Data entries
▼
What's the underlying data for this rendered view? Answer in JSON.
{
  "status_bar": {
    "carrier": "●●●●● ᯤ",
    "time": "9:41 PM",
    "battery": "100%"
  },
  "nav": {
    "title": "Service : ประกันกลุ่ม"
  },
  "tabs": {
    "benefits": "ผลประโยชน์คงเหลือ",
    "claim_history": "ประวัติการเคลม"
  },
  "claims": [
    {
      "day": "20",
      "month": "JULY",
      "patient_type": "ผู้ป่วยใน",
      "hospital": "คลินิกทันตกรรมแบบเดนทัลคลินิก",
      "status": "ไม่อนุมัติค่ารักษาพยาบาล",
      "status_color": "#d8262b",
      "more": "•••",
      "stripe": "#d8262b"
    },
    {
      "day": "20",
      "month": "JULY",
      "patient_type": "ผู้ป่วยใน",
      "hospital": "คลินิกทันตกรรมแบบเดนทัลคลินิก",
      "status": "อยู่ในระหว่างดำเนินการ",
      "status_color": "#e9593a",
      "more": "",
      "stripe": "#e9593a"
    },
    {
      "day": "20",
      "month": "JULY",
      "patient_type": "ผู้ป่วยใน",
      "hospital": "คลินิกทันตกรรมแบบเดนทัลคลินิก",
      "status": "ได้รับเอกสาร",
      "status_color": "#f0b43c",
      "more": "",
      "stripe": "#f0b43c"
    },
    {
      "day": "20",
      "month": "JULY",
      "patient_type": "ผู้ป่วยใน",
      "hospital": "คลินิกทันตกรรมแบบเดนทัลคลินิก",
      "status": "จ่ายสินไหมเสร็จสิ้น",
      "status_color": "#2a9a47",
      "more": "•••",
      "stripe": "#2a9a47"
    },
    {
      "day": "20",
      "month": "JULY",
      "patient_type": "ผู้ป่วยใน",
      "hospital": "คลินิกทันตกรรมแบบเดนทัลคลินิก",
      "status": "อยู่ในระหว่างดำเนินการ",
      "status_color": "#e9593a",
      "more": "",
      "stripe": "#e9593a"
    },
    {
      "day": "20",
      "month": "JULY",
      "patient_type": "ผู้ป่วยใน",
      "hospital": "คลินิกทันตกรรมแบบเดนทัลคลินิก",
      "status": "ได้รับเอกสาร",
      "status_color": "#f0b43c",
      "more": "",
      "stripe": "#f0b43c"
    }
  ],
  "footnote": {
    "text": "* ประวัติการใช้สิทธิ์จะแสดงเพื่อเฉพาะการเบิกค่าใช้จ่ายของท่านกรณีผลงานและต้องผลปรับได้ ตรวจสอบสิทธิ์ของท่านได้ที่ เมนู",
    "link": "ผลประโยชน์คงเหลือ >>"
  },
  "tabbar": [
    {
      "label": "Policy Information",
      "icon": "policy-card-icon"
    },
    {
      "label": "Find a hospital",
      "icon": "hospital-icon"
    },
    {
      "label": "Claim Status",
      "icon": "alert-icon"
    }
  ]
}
▲
SHORT PROBLEM ▸
Recopy the whole listing exactly.

SOLVED PROBLEM ▸
What's the underlying data for this rendered view? Answer in JSON.
{
  "status_bar": {
    "carrier": "●●●●● ᯤ",
    "time": "9:41 PM",
    "battery": "100%"
  },
  "nav": {
    "title": "Service : ประกันกลุ่ม"
  },
  "tabs": {
    "benefits": "ผลประโยชน์คงเหลือ",
    "claim_history": "ประวัติการเคลม"
  },
  "claims": [
    {
      "day": "20",
      "month": "JULY",
      "patient_type": "ผู้ป่วยใน",
      "hospital": "คลินิกทันตกรรมแบบเดนทัลคลินิก",
      "status": "ไม่อนุมัติค่ารักษาพยาบาล",
      "status_color": "#d8262b",
      "more": "•••",
      "stripe": "#d8262b"
    },
    {
      "day": "20",
      "month": "JULY",
      "patient_type": "ผู้ป่วยใน",
      "hospital": "คลินิกทันตกรรมแบบเดนทัลคลินิก",
      "status": "อยู่ในระหว่างดำเนินการ",
      "status_color": "#e9593a",
      "more": "",
      "stripe": "#e9593a"
    },
    {
      "day": "20",
      "month": "JULY",
      "patient_type": "ผู้ป่วยใน",
      "hospital": "คลินิกทันตกรรมแบบเดนทัลคลินิก",
      "status": "ได้รับเอกสาร",
      "status_color": "#f0b43c",
      "more": "",
      "stripe": "#f0b43c"
    },
    {
      "day": "20",
      "month": "JULY",
      "patient_type": "ผู้ป่วยใน",
      "hospital": "คลินิกทันตกรรมแบบเดนทัลคลินิก",
      "status": "จ่ายสินไหมเสร็จสิ้น",
      "status_color": "#2a9a47",
      "more": "•••",
      "stripe": "#2a9a47"
    },
    {
      "day": "20",
      "month": "JULY",
      "patient_type": "ผู้ป่วยใน",
      "hospital": "คลินิกทันตกรรมแบบเดนทัลคลินิก",
      "status": "อยู่ในระหว่างดำเนินการ",
      "status_color": "#e9593a",
      "more": "",
      "stripe": "#e9593a"
    },
    {
      "day": "20",
      "month": "JULY",
      "patient_type": "ผู้ป่วยใน",
      "hospital": "คลินิกทันตกรรมแบบเดนทัลคลินิก",
      "status": "ได้รับเอกสาร",
      "status_color": "#f0b43c",
      "more": "",
      "stripe": "#f0b43c"
    }
  ],
  "footnote": {
    "text": "* ประวัติการใช้สิทธิ์จะแสดงเพื่อเฉพาะการเบิกค่าใช้จ่ายของท่านกรณีผลงานและต้องผลปรับได้ ตรวจสอบสิทธิ์ของท่านได้ที่ เมนู",
    "link": "ผลประโยชน์คงเหลือ >>"
  },
  "tabbar": [
    {
      "label": "Policy Information",
      "icon": "policy-card-icon"
    },
    {
      "label": "Find a hospital",
      "icon": "hospital-icon"
    },
    {
      "label": "Claim Status",
      "icon": "alert-icon"
    }
  ]
}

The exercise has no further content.